Extracted material
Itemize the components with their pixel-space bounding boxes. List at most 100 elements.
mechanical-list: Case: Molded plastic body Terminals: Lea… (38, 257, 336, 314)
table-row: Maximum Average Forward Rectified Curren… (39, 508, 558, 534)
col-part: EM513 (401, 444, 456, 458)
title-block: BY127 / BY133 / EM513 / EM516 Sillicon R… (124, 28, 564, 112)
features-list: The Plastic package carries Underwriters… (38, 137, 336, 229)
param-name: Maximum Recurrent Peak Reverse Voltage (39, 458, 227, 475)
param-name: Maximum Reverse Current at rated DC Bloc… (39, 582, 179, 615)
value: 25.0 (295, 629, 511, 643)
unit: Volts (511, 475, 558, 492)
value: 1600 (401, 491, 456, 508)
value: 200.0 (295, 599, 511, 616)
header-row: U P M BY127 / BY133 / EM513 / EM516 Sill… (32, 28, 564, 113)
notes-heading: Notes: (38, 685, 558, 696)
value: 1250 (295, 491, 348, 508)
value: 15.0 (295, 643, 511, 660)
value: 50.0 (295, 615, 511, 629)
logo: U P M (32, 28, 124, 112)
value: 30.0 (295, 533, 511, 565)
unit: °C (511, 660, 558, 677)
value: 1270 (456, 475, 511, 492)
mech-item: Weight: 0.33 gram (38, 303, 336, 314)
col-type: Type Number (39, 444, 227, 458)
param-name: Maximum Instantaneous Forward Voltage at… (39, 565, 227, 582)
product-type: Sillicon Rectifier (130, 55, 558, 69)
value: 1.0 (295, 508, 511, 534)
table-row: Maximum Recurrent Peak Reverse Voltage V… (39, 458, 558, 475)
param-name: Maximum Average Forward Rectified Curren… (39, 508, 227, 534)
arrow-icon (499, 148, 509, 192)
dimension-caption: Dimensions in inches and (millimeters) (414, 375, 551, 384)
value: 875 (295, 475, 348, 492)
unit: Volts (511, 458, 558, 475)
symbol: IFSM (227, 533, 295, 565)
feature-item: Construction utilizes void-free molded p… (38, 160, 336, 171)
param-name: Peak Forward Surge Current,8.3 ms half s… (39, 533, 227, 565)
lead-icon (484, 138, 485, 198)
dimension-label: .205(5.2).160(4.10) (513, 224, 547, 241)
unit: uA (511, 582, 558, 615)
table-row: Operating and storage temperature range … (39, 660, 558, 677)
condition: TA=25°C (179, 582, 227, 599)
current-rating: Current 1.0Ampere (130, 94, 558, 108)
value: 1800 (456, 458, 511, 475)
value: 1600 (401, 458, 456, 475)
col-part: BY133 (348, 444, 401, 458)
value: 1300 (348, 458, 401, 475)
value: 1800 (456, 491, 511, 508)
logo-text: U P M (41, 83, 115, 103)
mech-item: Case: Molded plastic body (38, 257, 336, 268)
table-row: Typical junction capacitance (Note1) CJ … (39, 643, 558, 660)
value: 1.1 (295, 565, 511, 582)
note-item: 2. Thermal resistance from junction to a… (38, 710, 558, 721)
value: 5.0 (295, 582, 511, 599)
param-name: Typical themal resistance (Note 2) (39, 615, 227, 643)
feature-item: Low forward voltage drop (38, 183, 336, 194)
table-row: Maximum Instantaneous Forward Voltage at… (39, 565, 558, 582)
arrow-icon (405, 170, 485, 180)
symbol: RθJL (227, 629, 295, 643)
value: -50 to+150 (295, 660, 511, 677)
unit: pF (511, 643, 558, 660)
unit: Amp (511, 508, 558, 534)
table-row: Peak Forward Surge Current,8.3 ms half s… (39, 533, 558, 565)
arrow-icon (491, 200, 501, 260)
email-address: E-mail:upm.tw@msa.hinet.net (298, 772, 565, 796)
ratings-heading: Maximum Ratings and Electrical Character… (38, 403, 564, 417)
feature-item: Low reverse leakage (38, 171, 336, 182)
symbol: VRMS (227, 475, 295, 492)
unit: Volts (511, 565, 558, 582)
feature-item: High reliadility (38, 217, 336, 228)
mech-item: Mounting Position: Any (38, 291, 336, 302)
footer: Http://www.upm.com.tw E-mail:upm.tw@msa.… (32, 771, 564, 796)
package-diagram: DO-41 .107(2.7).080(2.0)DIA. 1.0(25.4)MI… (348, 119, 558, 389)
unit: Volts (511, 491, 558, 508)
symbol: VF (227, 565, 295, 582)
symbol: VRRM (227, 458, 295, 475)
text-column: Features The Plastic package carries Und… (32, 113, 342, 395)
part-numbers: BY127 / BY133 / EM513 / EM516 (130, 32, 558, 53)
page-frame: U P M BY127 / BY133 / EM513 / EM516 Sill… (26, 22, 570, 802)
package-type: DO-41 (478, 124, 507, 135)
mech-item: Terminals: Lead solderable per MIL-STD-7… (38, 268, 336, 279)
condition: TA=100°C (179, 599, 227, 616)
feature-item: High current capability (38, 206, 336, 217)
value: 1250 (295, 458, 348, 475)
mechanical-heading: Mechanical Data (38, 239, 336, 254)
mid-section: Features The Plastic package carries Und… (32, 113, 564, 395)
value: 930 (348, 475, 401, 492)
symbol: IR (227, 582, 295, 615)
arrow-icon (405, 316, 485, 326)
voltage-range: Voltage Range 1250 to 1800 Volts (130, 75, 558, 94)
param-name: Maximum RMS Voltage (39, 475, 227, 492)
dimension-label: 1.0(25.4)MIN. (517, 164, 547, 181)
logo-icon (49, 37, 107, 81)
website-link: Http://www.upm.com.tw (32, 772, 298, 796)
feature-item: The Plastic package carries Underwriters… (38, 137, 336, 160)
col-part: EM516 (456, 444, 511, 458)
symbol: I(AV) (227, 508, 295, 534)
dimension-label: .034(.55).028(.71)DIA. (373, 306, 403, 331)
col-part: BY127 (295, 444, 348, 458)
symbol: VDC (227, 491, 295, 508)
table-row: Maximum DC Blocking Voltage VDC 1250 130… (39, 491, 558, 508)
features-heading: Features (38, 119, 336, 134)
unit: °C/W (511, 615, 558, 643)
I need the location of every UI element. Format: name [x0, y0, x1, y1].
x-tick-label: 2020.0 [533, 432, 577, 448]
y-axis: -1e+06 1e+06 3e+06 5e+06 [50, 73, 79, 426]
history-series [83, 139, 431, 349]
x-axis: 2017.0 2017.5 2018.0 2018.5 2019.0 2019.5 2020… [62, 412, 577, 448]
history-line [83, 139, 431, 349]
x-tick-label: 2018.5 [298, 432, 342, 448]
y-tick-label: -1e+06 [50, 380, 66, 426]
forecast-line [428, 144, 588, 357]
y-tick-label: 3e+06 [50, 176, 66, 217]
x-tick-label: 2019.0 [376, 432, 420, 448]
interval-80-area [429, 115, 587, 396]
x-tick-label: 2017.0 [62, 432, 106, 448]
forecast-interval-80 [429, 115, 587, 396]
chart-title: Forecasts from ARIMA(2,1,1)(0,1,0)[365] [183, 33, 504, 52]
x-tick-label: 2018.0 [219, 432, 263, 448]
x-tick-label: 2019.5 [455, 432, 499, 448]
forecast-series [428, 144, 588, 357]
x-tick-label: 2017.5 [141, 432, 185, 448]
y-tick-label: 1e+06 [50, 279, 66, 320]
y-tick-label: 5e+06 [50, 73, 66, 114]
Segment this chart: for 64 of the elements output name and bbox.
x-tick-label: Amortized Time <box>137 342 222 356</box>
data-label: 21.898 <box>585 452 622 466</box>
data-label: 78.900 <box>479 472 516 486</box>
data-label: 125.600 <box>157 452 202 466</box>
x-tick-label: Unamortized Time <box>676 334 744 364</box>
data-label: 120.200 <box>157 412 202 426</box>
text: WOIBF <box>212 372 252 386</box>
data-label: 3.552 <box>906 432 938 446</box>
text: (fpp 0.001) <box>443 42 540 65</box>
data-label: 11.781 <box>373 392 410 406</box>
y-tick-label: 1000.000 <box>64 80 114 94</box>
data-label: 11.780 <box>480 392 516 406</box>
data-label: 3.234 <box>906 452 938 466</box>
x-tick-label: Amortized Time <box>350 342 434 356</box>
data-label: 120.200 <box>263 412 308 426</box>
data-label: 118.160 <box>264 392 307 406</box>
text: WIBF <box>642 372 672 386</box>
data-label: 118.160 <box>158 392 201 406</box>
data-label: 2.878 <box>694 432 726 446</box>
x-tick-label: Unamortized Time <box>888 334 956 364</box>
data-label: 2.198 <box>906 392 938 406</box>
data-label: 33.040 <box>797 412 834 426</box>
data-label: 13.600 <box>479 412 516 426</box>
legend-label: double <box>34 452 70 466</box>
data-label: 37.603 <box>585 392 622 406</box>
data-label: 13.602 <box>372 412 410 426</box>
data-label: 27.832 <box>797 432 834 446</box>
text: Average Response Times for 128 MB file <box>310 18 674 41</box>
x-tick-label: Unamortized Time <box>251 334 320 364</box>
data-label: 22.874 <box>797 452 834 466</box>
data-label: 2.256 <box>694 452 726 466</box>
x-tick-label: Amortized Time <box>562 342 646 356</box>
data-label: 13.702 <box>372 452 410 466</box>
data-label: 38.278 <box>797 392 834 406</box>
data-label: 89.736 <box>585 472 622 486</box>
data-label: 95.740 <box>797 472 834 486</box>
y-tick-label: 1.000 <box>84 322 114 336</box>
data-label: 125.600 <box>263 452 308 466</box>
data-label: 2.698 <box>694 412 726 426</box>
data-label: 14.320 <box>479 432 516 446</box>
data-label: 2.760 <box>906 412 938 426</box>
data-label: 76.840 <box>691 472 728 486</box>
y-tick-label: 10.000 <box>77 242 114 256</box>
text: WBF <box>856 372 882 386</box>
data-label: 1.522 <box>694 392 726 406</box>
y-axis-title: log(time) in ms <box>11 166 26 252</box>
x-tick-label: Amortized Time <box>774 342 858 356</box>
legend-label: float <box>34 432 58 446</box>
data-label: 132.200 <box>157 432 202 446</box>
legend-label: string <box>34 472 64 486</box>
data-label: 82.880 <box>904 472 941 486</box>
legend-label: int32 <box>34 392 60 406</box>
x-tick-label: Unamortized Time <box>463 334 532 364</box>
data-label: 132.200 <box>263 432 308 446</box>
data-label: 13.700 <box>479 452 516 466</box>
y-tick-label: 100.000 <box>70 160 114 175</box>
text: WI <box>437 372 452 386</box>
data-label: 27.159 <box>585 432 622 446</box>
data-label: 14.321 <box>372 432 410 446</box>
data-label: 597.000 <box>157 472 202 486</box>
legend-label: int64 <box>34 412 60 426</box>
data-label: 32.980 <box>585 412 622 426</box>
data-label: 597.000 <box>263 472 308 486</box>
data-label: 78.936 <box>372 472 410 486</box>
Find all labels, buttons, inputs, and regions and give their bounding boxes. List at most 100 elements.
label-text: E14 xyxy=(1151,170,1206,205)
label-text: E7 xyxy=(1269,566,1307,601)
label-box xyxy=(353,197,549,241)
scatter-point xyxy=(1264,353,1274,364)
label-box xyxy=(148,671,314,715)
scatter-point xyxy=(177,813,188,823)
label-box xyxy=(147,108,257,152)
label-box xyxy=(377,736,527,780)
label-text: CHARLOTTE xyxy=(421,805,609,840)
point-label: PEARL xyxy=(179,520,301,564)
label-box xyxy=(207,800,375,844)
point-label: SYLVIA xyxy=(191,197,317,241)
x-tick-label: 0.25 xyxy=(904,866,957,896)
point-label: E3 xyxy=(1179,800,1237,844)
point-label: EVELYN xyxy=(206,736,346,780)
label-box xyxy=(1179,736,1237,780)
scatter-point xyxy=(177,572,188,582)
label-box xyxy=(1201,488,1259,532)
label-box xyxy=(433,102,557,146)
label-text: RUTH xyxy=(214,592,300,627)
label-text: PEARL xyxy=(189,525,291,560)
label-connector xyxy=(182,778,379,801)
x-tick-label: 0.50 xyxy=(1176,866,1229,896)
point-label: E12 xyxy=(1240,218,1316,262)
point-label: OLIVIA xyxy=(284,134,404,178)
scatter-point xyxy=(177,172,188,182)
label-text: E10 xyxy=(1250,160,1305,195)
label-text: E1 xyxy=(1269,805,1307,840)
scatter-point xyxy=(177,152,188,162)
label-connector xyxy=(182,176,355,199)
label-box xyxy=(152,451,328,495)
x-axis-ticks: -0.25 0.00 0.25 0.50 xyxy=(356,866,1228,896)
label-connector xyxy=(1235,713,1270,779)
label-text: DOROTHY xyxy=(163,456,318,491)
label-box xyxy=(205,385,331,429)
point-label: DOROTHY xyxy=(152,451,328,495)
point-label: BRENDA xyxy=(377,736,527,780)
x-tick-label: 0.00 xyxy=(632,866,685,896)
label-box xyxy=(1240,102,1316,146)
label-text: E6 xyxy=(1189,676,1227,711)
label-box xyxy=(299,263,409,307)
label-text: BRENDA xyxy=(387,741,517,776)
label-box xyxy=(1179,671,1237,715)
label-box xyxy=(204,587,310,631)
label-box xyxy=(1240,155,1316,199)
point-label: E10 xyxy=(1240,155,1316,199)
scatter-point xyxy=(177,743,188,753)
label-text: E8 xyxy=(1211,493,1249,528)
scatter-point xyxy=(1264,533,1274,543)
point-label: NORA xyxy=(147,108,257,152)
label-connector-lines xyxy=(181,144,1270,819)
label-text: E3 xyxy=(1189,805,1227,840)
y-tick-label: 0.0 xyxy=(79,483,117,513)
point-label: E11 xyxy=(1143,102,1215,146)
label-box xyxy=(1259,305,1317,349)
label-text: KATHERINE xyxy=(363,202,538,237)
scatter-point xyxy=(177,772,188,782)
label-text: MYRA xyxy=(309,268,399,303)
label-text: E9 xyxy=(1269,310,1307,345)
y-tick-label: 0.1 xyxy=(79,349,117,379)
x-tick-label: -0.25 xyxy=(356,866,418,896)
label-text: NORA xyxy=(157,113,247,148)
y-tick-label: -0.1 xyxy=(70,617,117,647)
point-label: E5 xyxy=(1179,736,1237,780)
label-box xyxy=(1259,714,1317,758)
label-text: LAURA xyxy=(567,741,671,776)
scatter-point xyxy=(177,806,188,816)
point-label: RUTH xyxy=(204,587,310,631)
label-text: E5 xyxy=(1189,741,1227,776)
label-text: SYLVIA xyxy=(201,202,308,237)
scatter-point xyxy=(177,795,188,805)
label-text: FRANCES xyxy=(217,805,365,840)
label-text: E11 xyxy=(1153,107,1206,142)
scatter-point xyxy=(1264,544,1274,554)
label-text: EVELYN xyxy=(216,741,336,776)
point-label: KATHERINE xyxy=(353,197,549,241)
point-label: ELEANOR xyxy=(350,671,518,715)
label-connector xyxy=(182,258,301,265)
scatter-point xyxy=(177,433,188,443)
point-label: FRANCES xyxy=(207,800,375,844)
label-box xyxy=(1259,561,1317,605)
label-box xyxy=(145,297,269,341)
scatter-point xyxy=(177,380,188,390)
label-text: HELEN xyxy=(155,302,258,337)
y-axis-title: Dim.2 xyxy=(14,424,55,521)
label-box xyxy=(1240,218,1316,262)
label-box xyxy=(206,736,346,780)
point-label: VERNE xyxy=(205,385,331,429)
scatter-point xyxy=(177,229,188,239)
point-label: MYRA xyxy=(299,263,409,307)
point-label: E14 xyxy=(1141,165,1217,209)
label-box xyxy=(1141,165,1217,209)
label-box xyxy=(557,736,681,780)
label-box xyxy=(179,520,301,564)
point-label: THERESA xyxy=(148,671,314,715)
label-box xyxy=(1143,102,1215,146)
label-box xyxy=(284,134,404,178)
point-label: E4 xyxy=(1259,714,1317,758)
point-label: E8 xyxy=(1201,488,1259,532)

Exercise aim
Reproduce the material word for word, starting at its first line and ending with the line that contains "features-list: The Plastic", both included.

Result
Itemize the components with their pixel-space bounding boxes. List at most 100 elements.
mechanical-list: Case: Molded plastic body Terminals: Lea… (38, 257, 336, 314)
table-row: Maximum Average Forward Rectified Curren… (39, 508, 558, 534)
col-part: EM513 (401, 444, 456, 458)
title-block: BY127 / BY133 / EM513 / EM516 Sillicon R… (124, 28, 564, 112)
features-list: The Plastic package carries Underwriters… (38, 137, 336, 229)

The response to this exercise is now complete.